RECORDS FOR THE EXERCISE
## BEGIN
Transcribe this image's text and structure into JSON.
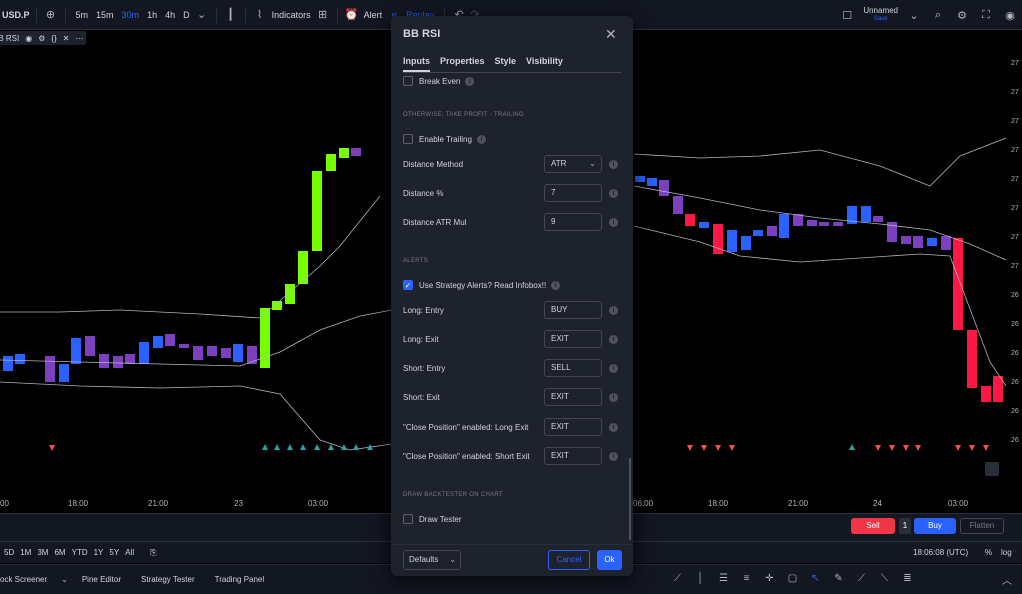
{
  "topbar": {
    "symbol": "USD.P",
    "intervals": [
      "5m",
      "15m",
      "30m",
      "1h",
      "4h",
      "D"
    ],
    "active_interval": "30m",
    "indicators": "Indicators",
    "alert": "Alert",
    "replay": "Replay",
    "layout_name": "Unnamed",
    "layout_status": "Save"
  },
  "legend": {
    "name": "BB RSI"
  },
  "chart": {
    "time_labels": [
      "00",
      "18:00",
      "21:00",
      "23",
      "03:00",
      "06:00",
      "18:00",
      "21:00",
      "24",
      "03:00"
    ],
    "price_labels": [
      "27",
      "27",
      "27",
      "27",
      "27",
      "27",
      "27",
      "27",
      "26",
      "26",
      "26",
      "26",
      "26",
      "26"
    ],
    "accent": "#2962ff"
  },
  "trade": {
    "sell": "Sell",
    "qty": "1",
    "buy": "Buy",
    "flatten": "Flatten"
  },
  "ranges": [
    "5D",
    "1M",
    "3M",
    "6M",
    "YTD",
    "1Y",
    "5Y",
    "All"
  ],
  "clock": "18:06:08 (UTC)",
  "scale": {
    "pct": "%",
    "log": "log"
  },
  "bottom_tabs": [
    "ock Screener",
    "Pine Editor",
    "Strategy Tester",
    "Trading Panel"
  ],
  "dialog": {
    "title": "BB RSI",
    "tabs": [
      "Inputs",
      "Properties",
      "Style",
      "Visibility"
    ],
    "active_tab": "Inputs",
    "break_even": "Break Even",
    "section_trailing": "OTHERWISE: TAKE PROFIT - TRAILING",
    "enable_trailing": "Enable Trailing",
    "distance_method": {
      "label": "Distance Method",
      "value": "ATR"
    },
    "distance_pct": {
      "label": "Distance %",
      "value": "7"
    },
    "distance_atr": {
      "label": "Distance ATR Mul",
      "value": "9"
    },
    "section_alerts": "ALERTS",
    "use_alerts": "Use Strategy Alerts? Read Infobox!!",
    "alerts": [
      {
        "label": "Long: Entry",
        "value": "BUY"
      },
      {
        "label": "Long: Exit",
        "value": "EXIT"
      },
      {
        "label": "Short: Entry",
        "value": "SELL"
      },
      {
        "label": "Short: Exit",
        "value": "EXIT"
      },
      {
        "label": "\"Close Position\" enabled: Long Exit",
        "value": "EXIT"
      },
      {
        "label": "\"Close Position\" enabled: Short Exit",
        "value": "EXIT"
      }
    ],
    "section_backtester": "DRAW BACKTESTER ON CHART",
    "draw_tester": "Draw Tester",
    "defaults": "Defaults",
    "cancel": "Cancel",
    "ok": "Ok"
  }
}
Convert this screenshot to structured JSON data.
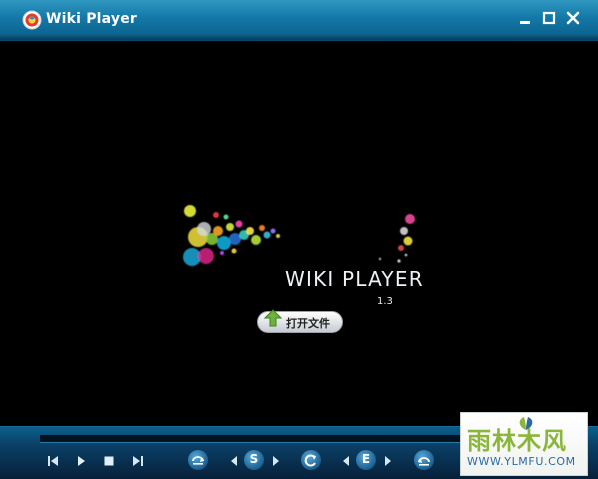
{
  "window": {
    "title": "Wiki Player"
  },
  "video": {
    "logo": {
      "name": "WIKI PLAYER",
      "version": "1.3"
    },
    "open_file_label": "打开文件"
  },
  "controls": {
    "subtitle_letter": "S",
    "eq_letter": "E"
  },
  "watermark": {
    "text": "雨林木风",
    "url": "WWW.YLMFU.COM"
  },
  "colors": {
    "titlebar": "#1378a7",
    "controlbar": "#0a3f66",
    "video_bg": "#000000",
    "accent_green": "#8ab63a"
  }
}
## END
GIVEN INSTRUCTION
Pictures are not part of the copy; reproduce everything else in the records exactly.

ANSWER TO THIS EXERCISE
Transcribe this image's text and structure into JSON.
{
  "topbar": {
    "symbol": "USD.P",
    "intervals": [
      "5m",
      "15m",
      "30m",
      "1h",
      "4h",
      "D"
    ],
    "active_interval": "30m",
    "indicators": "Indicators",
    "alert": "Alert",
    "replay": "Replay",
    "layout_name": "Unnamed",
    "layout_status": "Save"
  },
  "legend": {
    "name": "BB RSI"
  },
  "chart": {
    "time_labels": [
      "00",
      "18:00",
      "21:00",
      "23",
      "03:00",
      "06:00",
      "18:00",
      "21:00",
      "24",
      "03:00"
    ],
    "price_labels": [
      "27",
      "27",
      "27",
      "27",
      "27",
      "27",
      "27",
      "27",
      "26",
      "26",
      "26",
      "26",
      "26",
      "26"
    ],
    "accent": "#2962ff"
  },
  "trade": {
    "sell": "Sell",
    "qty": "1",
    "buy": "Buy",
    "flatten": "Flatten"
  },
  "ranges": [
    "5D",
    "1M",
    "3M",
    "6M",
    "YTD",
    "1Y",
    "5Y",
    "All"
  ],
  "clock": "18:06:08 (UTC)",
  "scale": {
    "pct": "%",
    "log": "log"
  },
  "bottom_tabs": [
    "ock Screener",
    "Pine Editor",
    "Strategy Tester",
    "Trading Panel"
  ],
  "dialog": {
    "title": "BB RSI",
    "tabs": [
      "Inputs",
      "Properties",
      "Style",
      "Visibility"
    ],
    "active_tab": "Inputs",
    "break_even": "Break Even",
    "section_trailing": "OTHERWISE: TAKE PROFIT - TRAILING",
    "enable_trailing": "Enable Trailing",
    "distance_method": {
      "label": "Distance Method",
      "value": "ATR"
    },
    "distance_pct": {
      "label": "Distance %",
      "value": "7"
    },
    "distance_atr": {
      "label": "Distance ATR Mul",
      "value": "9"
    },
    "section_alerts": "ALERTS",
    "use_alerts": "Use Strategy Alerts? Read Infobox!!",
    "alerts": [
      {
        "label": "Long: Entry",
        "value": "BUY"
      },
      {
        "label": "Long: Exit",
        "value": "EXIT"
      },
      {
        "label": "Short: Entry",
        "value": "SELL"
      },
      {
        "label": "Short: Exit",
        "value": "EXIT"
      },
      {
        "label": "\"Close Position\" enabled: Long Exit",
        "value": "EXIT"
      },
      {
        "label": "\"Close Position\" enabled: Short Exit",
        "value": "EXIT"
      }
    ],
    "section_backtester": "DRAW BACKTESTER ON CHART",
    "draw_tester": "Draw Tester",
    "defaults": "Defaults",
    "cancel": "Cancel",
    "ok": "Ok"
  }
}
Convert this screenshot to structured JSON data.
{
  "window": {
    "title": "Wiki Player"
  },
  "video": {
    "logo": {
      "name": "WIKI PLAYER",
      "version": "1.3"
    },
    "open_file_label": "打开文件"
  },
  "controls": {
    "subtitle_letter": "S",
    "eq_letter": "E"
  },
  "watermark": {
    "text": "雨林木风",
    "url": "WWW.YLMFU.COM"
  },
  "colors": {
    "titlebar": "#1378a7",
    "controlbar": "#0a3f66",
    "video_bg": "#000000",
    "accent_green": "#8ab63a"
  }
}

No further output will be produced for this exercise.